### EXERCISE DESCRIPTION
Copy out all the entries word for word.

┌──

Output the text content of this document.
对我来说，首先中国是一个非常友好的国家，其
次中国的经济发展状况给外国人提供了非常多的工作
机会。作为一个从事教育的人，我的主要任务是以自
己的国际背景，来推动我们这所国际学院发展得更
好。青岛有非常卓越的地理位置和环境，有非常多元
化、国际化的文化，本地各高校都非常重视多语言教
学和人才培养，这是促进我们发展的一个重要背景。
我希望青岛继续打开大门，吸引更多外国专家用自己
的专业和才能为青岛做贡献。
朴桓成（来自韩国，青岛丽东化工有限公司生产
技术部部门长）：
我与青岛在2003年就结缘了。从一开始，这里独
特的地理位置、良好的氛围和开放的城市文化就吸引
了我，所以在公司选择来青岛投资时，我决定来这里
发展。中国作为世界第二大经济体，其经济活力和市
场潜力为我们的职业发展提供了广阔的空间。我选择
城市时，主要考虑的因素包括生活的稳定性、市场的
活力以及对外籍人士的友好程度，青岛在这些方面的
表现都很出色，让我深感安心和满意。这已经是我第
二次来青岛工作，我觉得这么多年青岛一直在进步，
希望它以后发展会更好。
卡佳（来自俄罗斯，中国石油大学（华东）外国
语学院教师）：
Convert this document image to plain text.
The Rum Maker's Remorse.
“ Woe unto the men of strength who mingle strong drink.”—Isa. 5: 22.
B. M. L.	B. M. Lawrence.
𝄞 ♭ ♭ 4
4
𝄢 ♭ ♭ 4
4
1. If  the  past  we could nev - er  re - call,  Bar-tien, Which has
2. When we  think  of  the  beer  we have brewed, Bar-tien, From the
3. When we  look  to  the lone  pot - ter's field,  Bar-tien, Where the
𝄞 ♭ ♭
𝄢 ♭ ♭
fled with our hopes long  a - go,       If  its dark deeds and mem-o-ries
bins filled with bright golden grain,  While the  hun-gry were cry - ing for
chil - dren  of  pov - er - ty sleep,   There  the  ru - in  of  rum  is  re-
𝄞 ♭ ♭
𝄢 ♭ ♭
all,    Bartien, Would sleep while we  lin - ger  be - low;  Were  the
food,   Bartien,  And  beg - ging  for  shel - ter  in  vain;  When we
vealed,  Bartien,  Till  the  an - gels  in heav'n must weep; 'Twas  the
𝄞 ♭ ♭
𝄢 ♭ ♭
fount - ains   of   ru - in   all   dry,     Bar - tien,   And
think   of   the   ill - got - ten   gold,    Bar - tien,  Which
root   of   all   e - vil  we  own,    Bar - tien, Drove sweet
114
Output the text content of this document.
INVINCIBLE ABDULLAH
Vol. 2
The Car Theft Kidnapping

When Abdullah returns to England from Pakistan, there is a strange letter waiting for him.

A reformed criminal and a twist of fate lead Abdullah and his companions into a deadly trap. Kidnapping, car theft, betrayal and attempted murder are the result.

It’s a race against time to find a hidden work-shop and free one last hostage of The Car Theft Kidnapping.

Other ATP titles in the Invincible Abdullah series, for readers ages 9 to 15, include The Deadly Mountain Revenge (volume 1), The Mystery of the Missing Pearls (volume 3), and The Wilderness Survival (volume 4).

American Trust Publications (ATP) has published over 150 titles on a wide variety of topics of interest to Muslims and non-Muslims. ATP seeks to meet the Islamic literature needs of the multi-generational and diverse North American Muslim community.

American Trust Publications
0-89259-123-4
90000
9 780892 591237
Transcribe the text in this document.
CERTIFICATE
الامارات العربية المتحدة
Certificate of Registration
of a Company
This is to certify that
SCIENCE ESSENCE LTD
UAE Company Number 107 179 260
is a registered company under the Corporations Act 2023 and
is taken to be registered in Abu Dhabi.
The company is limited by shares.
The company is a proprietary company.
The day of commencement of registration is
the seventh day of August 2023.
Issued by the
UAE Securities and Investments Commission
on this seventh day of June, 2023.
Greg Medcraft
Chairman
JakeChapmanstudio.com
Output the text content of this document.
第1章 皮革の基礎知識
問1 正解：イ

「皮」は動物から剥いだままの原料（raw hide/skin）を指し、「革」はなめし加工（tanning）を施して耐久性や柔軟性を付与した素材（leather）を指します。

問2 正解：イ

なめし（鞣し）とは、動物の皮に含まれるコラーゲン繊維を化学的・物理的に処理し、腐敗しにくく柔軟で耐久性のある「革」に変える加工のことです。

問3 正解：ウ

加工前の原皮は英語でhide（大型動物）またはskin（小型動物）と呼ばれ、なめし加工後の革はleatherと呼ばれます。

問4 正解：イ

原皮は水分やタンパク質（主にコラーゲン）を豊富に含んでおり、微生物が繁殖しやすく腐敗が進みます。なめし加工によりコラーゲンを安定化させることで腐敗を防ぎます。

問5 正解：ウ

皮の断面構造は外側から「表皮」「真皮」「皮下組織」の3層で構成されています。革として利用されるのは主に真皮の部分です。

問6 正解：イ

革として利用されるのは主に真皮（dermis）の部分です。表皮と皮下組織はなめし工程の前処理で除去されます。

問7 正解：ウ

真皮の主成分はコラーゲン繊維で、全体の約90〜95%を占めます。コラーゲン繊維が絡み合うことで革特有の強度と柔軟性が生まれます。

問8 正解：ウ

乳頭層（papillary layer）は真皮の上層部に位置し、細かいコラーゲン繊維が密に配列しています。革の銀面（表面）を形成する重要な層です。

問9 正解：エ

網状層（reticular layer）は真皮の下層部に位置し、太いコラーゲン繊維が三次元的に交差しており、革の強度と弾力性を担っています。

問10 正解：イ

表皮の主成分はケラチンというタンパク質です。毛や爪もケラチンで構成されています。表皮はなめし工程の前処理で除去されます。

└──

### RESULT OF THIS TASK
Output the text content of this document.
对我来说，首先中国是一个非常友好的国家，其
次中国的经济发展状况给外国人提供了非常多的工作
机会。作为一个从事教育的人，我的主要任务是以自
己的国际背景，来推动我们这所国际学院发展得更
好。青岛有非常卓越的地理位置和环境，有非常多元
化、国际化的文化，本地各高校都非常重视多语言教
学和人才培养，这是促进我们发展的一个重要背景。
我希望青岛继续打开大门，吸引更多外国专家用自己
的专业和才能为青岛做贡献。
朴桓成（来自韩国，青岛丽东化工有限公司生产
技术部部门长）：
我与青岛在2003年就结缘了。从一开始，这里独
特的地理位置、良好的氛围和开放的城市文化就吸引
了我，所以在公司选择来青岛投资时，我决定来这里
发展。中国作为世界第二大经济体，其经济活力和市
场潜力为我们的职业发展提供了广阔的空间。我选择
城市时，主要考虑的因素包括生活的稳定性、市场的
活力以及对外籍人士的友好程度，青岛在这些方面的
表现都很出色，让我深感安心和满意。这已经是我第
二次来青岛工作，我觉得这么多年青岛一直在进步，
希望它以后发展会更好。
卡佳（来自俄罗斯，中国石油大学（华东）外国
语学院教师）：
Convert this document image to plain text.
The Rum Maker's Remorse.
“ Woe unto the men of strength who mingle strong drink.”—Isa. 5: 22.
B. M. L.	B. M. Lawrence.
𝄞 ♭ ♭ 4
4
𝄢 ♭ ♭ 4
4
1. If  the  past  we could nev - er  re - call,  Bar-tien, Which has
2. When we  think  of  the  beer  we have brewed, Bar-tien, From the
3. When we  look  to  the lone  pot - ter's field,  Bar-tien, Where the
𝄞 ♭ ♭
𝄢 ♭ ♭
fled with our hopes long  a - go,       If  its dark deeds and mem-o-ries
bins filled with bright golden grain,  While the  hun-gry were cry - ing for
chil - dren  of  pov - er - ty sleep,   There  the  ru - in  of  rum  is  re-
𝄞 ♭ ♭
𝄢 ♭ ♭
all,    Bartien, Would sleep while we  lin - ger  be - low;  Were  the
food,   Bartien,  And  beg - ging  for  shel - ter  in  vain;  When we
vealed,  Bartien,  Till  the  an - gels  in heav'n must weep; 'Twas  the
𝄞 ♭ ♭
𝄢 ♭ ♭
fount - ains   of   ru - in   all   dry,     Bar - tien,   And
think   of   the   ill - got - ten   gold,    Bar - tien,  Which
root   of   all   e - vil  we  own,    Bar - tien, Drove sweet
114
Output the text content of this document.
INVINCIBLE ABDULLAH
Vol. 2
The Car Theft Kidnapping

When Abdullah returns to England from Pakistan, there is a strange letter waiting for him.

A reformed criminal and a twist of fate lead Abdullah and his companions into a deadly trap. Kidnapping, car theft, betrayal and attempted murder are the result.

It’s a race against time to find a hidden work-shop and free one last hostage of The Car Theft Kidnapping.

Other ATP titles in the Invincible Abdullah series, for readers ages 9 to 15, include The Deadly Mountain Revenge (volume 1), The Mystery of the Missing Pearls (volume 3), and The Wilderness Survival (volume 4).

American Trust Publications (ATP) has published over 150 titles on a wide variety of topics of interest to Muslims and non-Muslims. ATP seeks to meet the Islamic literature needs of the multi-generational and diverse North American Muslim community.

American Trust Publications
0-89259-123-4
90000
9 780892 591237
Transcribe the text in this document.
CERTIFICATE
الامارات العربية المتحدة
Certificate of Registration
of a Company
This is to certify that
SCIENCE ESSENCE LTD
UAE Company Number 107 179 260
is a registered company under the Corporations Act 2023 and
is taken to be registered in Abu Dhabi.
The company is limited by shares.
The company is a proprietary company.
The day of commencement of registration is
the seventh day of August 2023.
Issued by the
UAE Securities and Investments Commission
on this seventh day of June, 2023.
Greg Medcraft
Chairman
JakeChapmanstudio.com
Output the text content of this document.
第1章 皮革の基礎知識
問1 正解：イ

「皮」は動物から剥いだままの原料（raw hide/skin）を指し、「革」はなめし加工（tanning）を施して耐久性や柔軟性を付与した素材（leather）を指します。

問2 正解：イ

なめし（鞣し）とは、動物の皮に含まれるコラーゲン繊維を化学的・物理的に処理し、腐敗しにくく柔軟で耐久性のある「革」に変える加工のことです。

問3 正解：ウ

加工前の原皮は英語でhide（大型動物）またはskin（小型動物）と呼ばれ、なめし加工後の革はleatherと呼ばれます。

問4 正解：イ

原皮は水分やタンパク質（主にコラーゲン）を豊富に含んでおり、微生物が繁殖しやすく腐敗が進みます。なめし加工によりコラーゲンを安定化させることで腐敗を防ぎます。

問5 正解：ウ

皮の断面構造は外側から「表皮」「真皮」「皮下組織」の3層で構成されています。革として利用されるのは主に真皮の部分です。

問6 正解：イ

革として利用されるのは主に真皮（dermis）の部分です。表皮と皮下組織はなめし工程の前処理で除去されます。

問7 正解：ウ

真皮の主成分はコラーゲン繊維で、全体の約90〜95%を占めます。コラーゲン繊維が絡み合うことで革特有の強度と柔軟性が生まれます。

問8 正解：ウ

乳頭層（papillary layer）は真皮の上層部に位置し、細かいコラーゲン繊維が密に配列しています。革の銀面（表面）を形成する重要な層です。

問9 正解：エ

網状層（reticular layer）は真皮の下層部に位置し、太いコラーゲン繊維が三次元的に交差しており、革の強度と弾力性を担っています。

問10 正解：イ

表皮の主成分はケラチンというタンパク質です。毛や爪もケラチンで構成されています。表皮はなめし工程の前処理で除去されます。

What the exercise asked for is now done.